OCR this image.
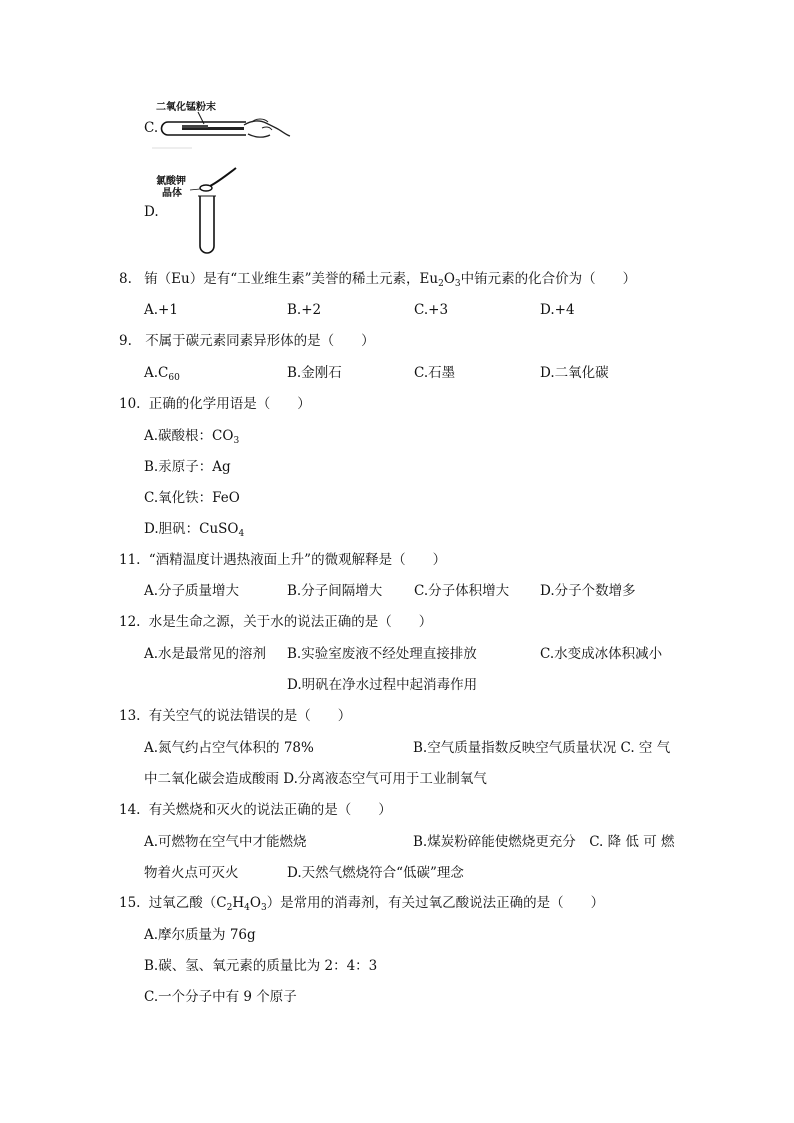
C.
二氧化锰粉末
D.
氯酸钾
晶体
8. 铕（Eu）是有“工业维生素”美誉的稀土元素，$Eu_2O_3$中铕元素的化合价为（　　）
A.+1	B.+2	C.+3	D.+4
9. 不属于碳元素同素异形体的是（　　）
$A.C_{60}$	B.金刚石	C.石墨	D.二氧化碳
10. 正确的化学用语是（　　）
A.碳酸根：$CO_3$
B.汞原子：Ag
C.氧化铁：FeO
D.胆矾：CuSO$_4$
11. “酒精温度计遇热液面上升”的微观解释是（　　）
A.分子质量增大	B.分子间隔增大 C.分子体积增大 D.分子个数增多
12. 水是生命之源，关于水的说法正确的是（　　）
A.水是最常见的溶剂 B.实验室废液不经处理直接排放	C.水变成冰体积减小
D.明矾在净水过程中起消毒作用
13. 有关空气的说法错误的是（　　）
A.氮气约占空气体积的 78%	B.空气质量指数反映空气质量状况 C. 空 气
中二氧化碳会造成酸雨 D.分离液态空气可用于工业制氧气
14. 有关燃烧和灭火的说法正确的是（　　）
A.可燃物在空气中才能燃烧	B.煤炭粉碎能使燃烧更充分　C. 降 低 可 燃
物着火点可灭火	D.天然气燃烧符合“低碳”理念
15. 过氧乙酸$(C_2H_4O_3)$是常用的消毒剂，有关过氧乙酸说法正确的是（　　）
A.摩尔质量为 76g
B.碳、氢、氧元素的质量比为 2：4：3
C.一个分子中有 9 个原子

************

▸ What the task asks:
Transcribe all of the entries word for word, but skip any pictures they contain.

▸ Solved problem:
OCR this image.
C.
二氧化锰粉末
D.
氯酸钾
晶体
8. 铕（Eu）是有“工业维生素”美誉的稀土元素，$Eu_2O_3$中铕元素的化合价为（　　）
A.+1	B.+2	C.+3	D.+4
9. 不属于碳元素同素异形体的是（　　）
$A.C_{60}$	B.金刚石	C.石墨	D.二氧化碳
10. 正确的化学用语是（　　）
A.碳酸根：$CO_3$
B.汞原子：Ag
C.氧化铁：FeO
D.胆矾：CuSO$_4$
11. “酒精温度计遇热液面上升”的微观解释是（　　）
A.分子质量增大	B.分子间隔增大 C.分子体积增大 D.分子个数增多
12. 水是生命之源，关于水的说法正确的是（　　）
A.水是最常见的溶剂 B.实验室废液不经处理直接排放	C.水变成冰体积减小
D.明矾在净水过程中起消毒作用
13. 有关空气的说法错误的是（　　）
A.氮气约占空气体积的 78%	B.空气质量指数反映空气质量状况 C. 空 气
中二氧化碳会造成酸雨 D.分离液态空气可用于工业制氧气
14. 有关燃烧和灭火的说法正确的是（　　）
A.可燃物在空气中才能燃烧	B.煤炭粉碎能使燃烧更充分　C. 降 低 可 燃
物着火点可灭火	D.天然气燃烧符合“低碳”理念
15. 过氧乙酸$(C_2H_4O_3)$是常用的消毒剂，有关过氧乙酸说法正确的是（　　）
A.摩尔质量为 76g
B.碳、氢、氧元素的质量比为 2：4：3
C.一个分子中有 9 个原子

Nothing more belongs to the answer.